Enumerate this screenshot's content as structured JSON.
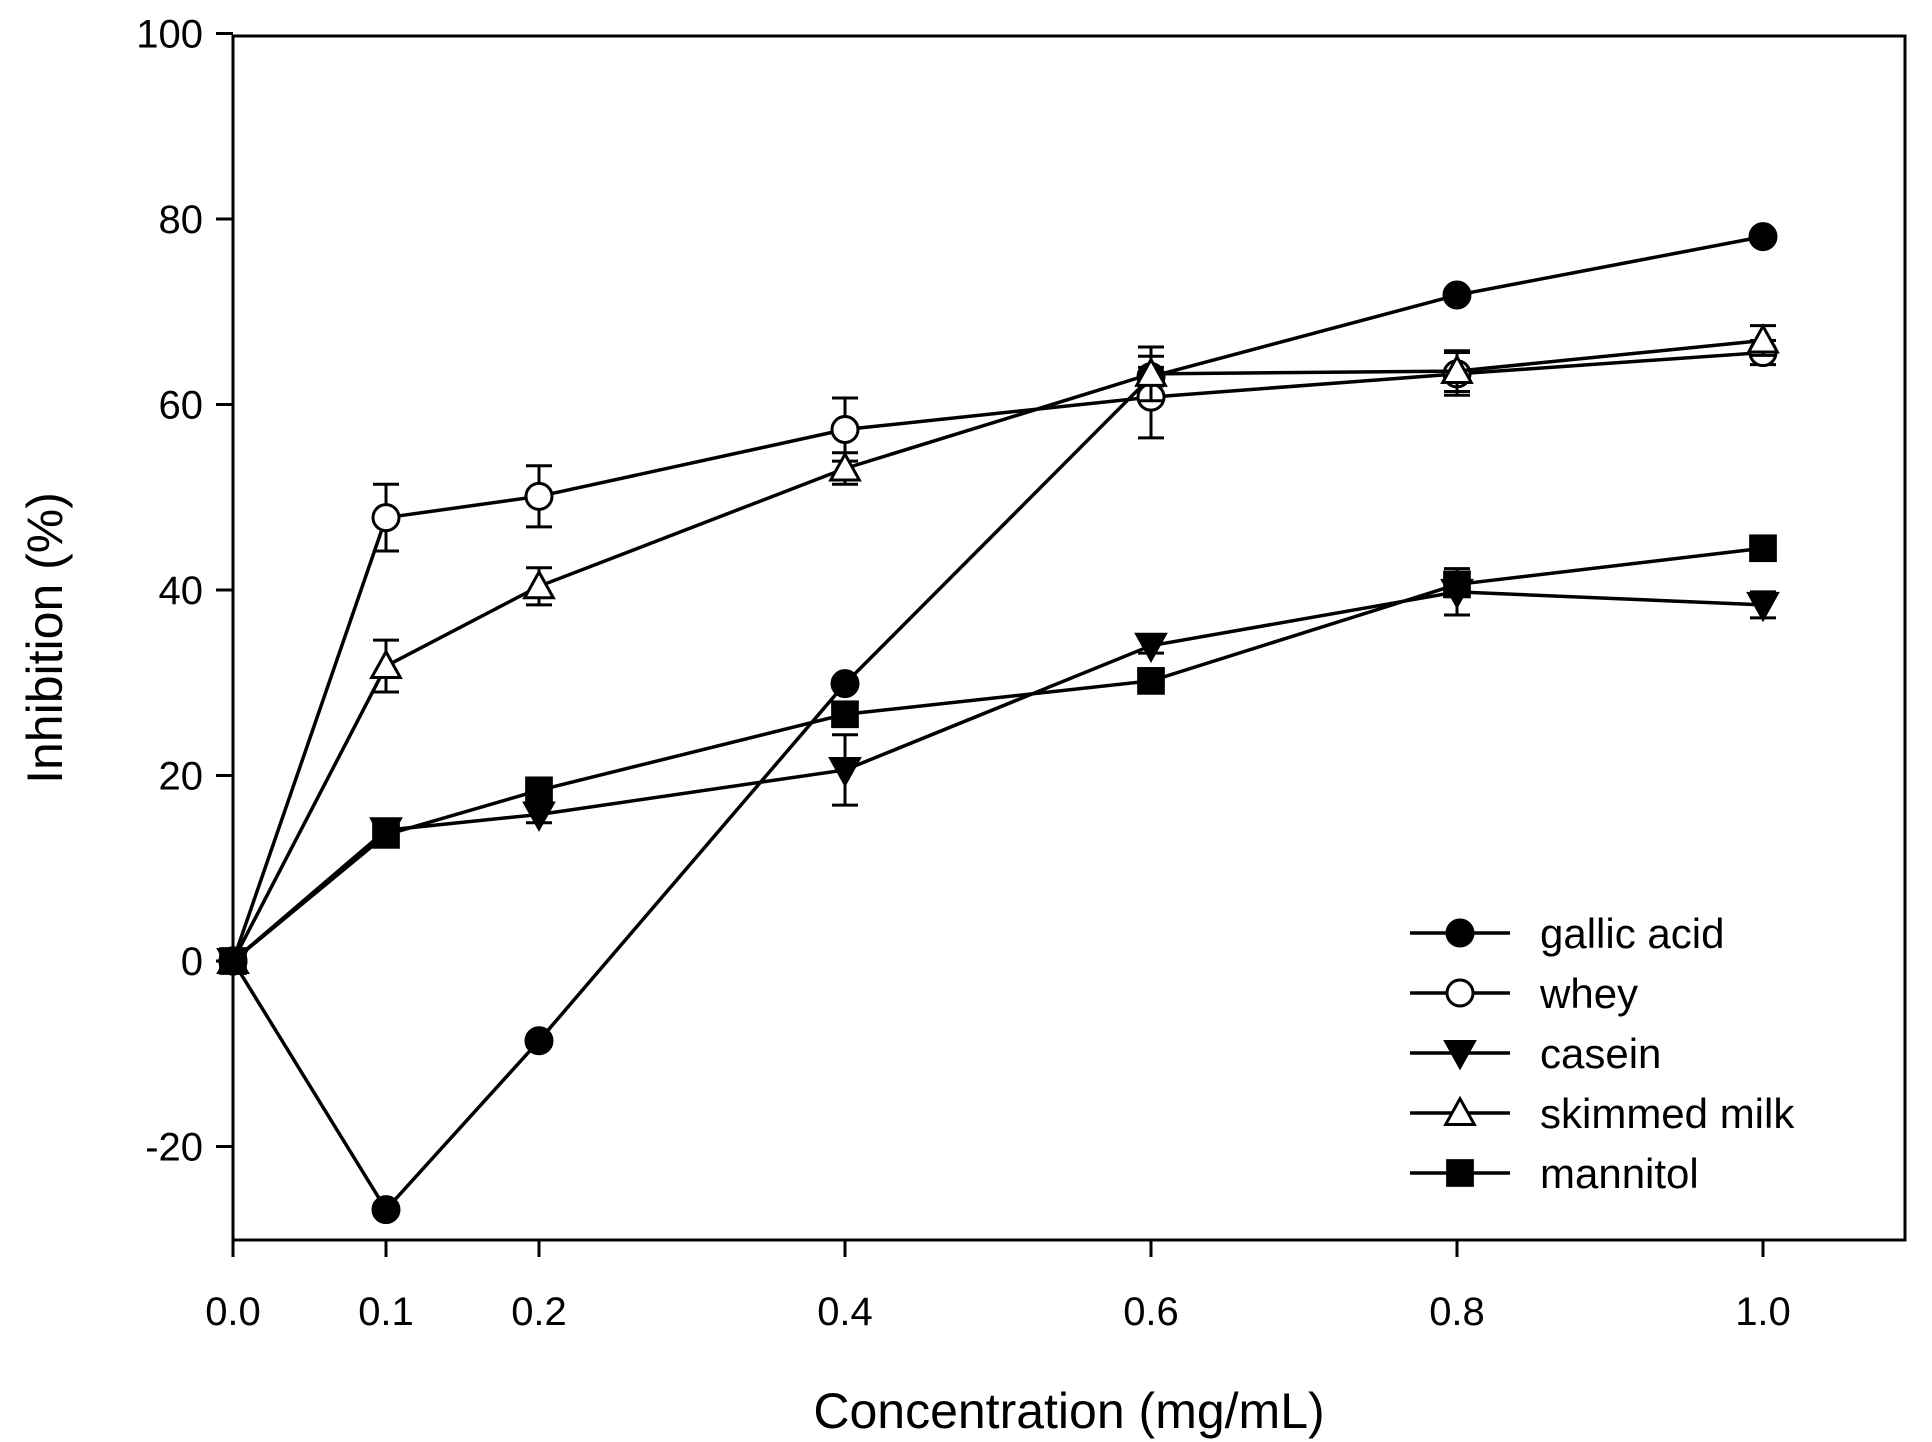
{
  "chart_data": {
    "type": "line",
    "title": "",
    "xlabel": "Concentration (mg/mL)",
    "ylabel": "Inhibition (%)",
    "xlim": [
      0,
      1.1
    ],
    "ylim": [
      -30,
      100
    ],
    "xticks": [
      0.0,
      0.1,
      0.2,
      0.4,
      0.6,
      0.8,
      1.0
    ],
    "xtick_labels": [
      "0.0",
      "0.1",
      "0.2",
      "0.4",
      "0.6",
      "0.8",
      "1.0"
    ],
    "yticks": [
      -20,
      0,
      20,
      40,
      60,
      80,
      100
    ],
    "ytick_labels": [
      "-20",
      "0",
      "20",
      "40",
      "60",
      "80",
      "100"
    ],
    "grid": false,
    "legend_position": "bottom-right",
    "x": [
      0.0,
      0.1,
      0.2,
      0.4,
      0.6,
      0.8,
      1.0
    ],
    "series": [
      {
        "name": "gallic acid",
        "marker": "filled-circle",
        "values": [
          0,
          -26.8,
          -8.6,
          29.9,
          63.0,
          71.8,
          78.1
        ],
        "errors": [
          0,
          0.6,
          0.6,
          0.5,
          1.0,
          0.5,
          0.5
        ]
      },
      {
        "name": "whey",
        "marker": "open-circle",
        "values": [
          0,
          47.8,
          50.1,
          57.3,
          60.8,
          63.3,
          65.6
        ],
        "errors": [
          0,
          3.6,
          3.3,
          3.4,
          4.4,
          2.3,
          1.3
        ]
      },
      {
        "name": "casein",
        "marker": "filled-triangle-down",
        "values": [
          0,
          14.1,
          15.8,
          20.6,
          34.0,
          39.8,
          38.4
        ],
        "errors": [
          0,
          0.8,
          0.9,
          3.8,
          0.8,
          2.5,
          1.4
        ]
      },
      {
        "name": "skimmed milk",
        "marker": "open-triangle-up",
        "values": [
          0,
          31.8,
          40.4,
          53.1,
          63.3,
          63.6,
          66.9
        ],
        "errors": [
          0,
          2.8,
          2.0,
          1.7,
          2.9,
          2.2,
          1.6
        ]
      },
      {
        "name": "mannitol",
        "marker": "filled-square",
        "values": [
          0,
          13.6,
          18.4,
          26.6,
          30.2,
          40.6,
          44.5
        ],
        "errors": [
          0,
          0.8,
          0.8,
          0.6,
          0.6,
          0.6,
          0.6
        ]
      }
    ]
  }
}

::::::::

**PROBLEM STATEMENT**
Write out the material above once more, exactly as it reads, with no pictures.

**WRITTEN SOLUTION**
Enumerate this screenshot's content as structured JSON.
{
  "chart_data": {
    "type": "line",
    "title": "",
    "xlabel": "Concentration (mg/mL)",
    "ylabel": "Inhibition (%)",
    "xlim": [
      0,
      1.1
    ],
    "ylim": [
      -30,
      100
    ],
    "xticks": [
      0.0,
      0.1,
      0.2,
      0.4,
      0.6,
      0.8,
      1.0
    ],
    "xtick_labels": [
      "0.0",
      "0.1",
      "0.2",
      "0.4",
      "0.6",
      "0.8",
      "1.0"
    ],
    "yticks": [
      -20,
      0,
      20,
      40,
      60,
      80,
      100
    ],
    "ytick_labels": [
      "-20",
      "0",
      "20",
      "40",
      "60",
      "80",
      "100"
    ],
    "grid": false,
    "legend_position": "bottom-right",
    "x": [
      0.0,
      0.1,
      0.2,
      0.4,
      0.6,
      0.8,
      1.0
    ],
    "series": [
      {
        "name": "gallic acid",
        "marker": "filled-circle",
        "values": [
          0,
          -26.8,
          -8.6,
          29.9,
          63.0,
          71.8,
          78.1
        ],
        "errors": [
          0,
          0.6,
          0.6,
          0.5,
          1.0,
          0.5,
          0.5
        ]
      },
      {
        "name": "whey",
        "marker": "open-circle",
        "values": [
          0,
          47.8,
          50.1,
          57.3,
          60.8,
          63.3,
          65.6
        ],
        "errors": [
          0,
          3.6,
          3.3,
          3.4,
          4.4,
          2.3,
          1.3
        ]
      },
      {
        "name": "casein",
        "marker": "filled-triangle-down",
        "values": [
          0,
          14.1,
          15.8,
          20.6,
          34.0,
          39.8,
          38.4
        ],
        "errors": [
          0,
          0.8,
          0.9,
          3.8,
          0.8,
          2.5,
          1.4
        ]
      },
      {
        "name": "skimmed milk",
        "marker": "open-triangle-up",
        "values": [
          0,
          31.8,
          40.4,
          53.1,
          63.3,
          63.6,
          66.9
        ],
        "errors": [
          0,
          2.8,
          2.0,
          1.7,
          2.9,
          2.2,
          1.6
        ]
      },
      {
        "name": "mannitol",
        "marker": "filled-square",
        "values": [
          0,
          13.6,
          18.4,
          26.6,
          30.2,
          40.6,
          44.5
        ],
        "errors": [
          0,
          0.8,
          0.8,
          0.6,
          0.6,
          0.6,
          0.6
        ]
      }
    ]
  }
}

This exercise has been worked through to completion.